Start of THE RECORDS

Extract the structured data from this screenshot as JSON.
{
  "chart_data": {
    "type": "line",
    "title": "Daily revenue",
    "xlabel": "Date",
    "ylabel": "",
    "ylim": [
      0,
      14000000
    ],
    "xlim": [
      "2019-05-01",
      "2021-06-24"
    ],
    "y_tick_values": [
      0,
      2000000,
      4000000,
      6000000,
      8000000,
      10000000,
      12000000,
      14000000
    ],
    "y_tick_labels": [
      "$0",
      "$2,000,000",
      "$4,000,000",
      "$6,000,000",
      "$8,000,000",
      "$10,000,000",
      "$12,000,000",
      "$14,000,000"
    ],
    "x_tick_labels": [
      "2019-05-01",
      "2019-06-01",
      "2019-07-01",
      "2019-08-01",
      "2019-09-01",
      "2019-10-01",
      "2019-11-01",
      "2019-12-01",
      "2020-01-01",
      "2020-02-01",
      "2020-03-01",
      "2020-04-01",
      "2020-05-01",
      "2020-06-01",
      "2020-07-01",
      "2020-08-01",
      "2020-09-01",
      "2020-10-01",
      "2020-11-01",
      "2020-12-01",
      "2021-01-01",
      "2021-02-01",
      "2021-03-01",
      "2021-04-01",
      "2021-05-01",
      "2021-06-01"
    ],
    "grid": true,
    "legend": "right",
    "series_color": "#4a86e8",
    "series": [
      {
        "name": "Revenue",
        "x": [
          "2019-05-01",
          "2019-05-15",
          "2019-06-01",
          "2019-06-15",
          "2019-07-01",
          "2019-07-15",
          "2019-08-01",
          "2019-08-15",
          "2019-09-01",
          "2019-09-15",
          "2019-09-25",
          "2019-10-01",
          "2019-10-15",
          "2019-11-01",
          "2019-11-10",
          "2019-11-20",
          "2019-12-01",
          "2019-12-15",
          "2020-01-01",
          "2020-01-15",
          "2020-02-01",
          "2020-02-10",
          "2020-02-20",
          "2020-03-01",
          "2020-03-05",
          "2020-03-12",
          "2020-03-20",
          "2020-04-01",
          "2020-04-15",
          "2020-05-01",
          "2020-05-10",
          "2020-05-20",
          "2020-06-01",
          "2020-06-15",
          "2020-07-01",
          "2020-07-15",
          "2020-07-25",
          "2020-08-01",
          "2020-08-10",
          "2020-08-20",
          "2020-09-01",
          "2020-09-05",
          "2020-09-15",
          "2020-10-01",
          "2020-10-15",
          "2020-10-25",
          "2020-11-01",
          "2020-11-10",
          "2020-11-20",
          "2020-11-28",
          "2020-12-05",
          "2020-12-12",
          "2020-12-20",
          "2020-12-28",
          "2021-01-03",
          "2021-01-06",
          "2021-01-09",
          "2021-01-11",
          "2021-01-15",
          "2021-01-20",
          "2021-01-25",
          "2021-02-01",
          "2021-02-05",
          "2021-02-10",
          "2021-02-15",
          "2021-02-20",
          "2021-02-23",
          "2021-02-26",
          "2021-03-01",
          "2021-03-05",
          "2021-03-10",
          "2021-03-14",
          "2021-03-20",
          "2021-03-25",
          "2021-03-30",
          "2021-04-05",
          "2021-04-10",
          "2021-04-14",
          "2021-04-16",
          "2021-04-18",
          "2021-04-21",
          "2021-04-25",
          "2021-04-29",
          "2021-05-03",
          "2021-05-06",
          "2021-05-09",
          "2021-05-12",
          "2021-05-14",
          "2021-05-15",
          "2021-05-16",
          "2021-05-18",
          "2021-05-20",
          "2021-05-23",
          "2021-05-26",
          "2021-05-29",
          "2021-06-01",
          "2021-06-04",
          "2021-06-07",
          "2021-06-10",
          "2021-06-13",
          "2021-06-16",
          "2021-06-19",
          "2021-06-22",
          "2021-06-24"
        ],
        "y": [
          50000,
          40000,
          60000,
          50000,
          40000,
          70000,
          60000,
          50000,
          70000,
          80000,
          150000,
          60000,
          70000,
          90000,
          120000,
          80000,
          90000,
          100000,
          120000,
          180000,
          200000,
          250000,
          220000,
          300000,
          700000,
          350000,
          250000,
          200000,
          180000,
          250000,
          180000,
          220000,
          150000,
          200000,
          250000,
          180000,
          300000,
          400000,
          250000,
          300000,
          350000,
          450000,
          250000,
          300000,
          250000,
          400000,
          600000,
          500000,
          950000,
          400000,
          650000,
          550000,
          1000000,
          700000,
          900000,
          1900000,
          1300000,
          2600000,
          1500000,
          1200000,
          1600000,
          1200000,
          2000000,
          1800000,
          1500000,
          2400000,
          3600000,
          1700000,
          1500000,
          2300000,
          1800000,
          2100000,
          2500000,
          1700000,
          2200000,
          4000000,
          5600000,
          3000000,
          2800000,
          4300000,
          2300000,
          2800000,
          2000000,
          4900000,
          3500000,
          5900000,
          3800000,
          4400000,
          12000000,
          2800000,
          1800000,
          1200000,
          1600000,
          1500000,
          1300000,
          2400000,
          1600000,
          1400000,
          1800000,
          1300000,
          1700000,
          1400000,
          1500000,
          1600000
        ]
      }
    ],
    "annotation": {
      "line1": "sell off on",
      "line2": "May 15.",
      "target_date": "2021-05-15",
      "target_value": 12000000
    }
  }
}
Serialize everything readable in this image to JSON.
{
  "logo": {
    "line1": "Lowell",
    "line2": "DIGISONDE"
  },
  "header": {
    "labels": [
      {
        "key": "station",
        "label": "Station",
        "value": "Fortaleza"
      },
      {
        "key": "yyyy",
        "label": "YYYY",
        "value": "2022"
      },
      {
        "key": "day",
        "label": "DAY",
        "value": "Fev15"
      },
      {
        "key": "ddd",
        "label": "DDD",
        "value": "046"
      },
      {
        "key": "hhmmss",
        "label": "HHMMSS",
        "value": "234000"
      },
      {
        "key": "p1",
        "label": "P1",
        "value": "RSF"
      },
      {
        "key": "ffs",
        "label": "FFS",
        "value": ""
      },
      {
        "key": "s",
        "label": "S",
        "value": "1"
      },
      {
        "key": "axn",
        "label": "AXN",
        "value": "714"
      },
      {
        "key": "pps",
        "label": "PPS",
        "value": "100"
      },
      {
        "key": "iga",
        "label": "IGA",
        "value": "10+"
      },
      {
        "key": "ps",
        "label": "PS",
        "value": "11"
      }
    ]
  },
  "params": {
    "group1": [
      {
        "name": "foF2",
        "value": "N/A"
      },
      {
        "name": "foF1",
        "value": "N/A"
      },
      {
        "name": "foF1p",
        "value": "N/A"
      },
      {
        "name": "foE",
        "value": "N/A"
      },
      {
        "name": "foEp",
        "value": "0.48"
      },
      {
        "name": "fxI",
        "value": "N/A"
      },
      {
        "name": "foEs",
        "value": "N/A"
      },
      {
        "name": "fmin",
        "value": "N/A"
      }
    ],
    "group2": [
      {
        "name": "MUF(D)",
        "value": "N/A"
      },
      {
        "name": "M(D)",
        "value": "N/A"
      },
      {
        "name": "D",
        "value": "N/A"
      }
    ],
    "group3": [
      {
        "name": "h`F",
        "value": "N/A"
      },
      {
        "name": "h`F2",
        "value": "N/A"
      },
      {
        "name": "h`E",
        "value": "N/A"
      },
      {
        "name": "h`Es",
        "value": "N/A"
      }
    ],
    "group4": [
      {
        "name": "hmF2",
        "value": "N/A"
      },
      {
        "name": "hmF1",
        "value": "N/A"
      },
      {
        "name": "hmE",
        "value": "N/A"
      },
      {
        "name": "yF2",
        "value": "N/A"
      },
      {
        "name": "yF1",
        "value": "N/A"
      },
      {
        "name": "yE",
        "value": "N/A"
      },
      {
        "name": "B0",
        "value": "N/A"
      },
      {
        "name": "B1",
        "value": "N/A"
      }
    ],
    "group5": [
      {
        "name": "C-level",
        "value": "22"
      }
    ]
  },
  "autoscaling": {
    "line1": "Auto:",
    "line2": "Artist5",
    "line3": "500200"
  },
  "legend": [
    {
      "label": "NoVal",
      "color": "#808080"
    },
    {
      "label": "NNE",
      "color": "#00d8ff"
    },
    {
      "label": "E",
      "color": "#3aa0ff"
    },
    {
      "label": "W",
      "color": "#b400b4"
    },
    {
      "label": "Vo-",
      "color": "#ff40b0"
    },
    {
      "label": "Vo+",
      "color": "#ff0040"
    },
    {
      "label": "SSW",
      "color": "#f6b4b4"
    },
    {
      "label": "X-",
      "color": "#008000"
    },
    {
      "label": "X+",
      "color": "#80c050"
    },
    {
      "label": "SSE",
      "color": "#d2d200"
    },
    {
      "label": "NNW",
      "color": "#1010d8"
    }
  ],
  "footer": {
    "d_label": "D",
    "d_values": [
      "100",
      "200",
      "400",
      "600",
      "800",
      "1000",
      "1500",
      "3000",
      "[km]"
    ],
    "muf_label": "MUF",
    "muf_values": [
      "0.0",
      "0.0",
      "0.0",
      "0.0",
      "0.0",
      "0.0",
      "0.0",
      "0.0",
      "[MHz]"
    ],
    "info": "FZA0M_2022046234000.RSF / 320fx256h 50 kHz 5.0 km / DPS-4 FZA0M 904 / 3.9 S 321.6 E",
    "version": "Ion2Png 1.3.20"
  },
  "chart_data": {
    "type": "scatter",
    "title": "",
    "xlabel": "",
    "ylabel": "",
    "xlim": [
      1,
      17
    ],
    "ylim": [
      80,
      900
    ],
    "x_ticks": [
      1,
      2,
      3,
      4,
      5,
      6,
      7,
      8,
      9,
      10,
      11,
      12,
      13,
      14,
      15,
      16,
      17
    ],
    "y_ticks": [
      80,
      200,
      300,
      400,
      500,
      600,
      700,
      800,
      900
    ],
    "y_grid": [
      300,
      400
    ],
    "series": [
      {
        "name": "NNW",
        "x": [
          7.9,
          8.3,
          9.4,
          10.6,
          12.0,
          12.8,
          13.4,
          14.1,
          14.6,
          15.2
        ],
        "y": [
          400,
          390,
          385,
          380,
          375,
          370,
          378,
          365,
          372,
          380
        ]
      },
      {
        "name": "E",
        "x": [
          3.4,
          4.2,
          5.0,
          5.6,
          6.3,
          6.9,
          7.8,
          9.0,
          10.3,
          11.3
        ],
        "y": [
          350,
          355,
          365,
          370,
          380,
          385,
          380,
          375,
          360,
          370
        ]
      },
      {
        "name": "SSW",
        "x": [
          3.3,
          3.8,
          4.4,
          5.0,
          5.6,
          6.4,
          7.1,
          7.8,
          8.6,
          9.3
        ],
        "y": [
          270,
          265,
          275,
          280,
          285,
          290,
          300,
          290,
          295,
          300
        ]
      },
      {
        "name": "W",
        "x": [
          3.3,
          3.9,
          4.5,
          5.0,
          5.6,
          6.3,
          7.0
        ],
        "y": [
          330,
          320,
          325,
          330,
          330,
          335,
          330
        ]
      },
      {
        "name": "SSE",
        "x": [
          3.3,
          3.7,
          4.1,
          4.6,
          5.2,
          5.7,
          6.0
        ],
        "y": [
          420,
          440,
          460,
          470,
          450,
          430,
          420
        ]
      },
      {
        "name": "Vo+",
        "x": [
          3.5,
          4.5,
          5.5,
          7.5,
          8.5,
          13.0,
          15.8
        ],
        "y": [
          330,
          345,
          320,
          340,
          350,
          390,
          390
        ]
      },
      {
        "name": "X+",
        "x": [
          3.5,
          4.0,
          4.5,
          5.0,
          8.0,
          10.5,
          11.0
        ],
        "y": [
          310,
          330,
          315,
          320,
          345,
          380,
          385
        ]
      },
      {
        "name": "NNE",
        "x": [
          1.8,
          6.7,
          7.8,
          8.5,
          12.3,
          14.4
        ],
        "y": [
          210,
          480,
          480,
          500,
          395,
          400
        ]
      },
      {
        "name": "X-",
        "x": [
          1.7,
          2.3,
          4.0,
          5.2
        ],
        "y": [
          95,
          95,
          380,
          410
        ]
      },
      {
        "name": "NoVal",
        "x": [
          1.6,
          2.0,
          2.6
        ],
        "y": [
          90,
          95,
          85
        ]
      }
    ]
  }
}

End of THE RECORDS

AIM OF THE EXERCISE: Identify the lines in the records above that contain the word "JSON", then state how many there are and nothing more.

RESPONSE TO THE TASK: 2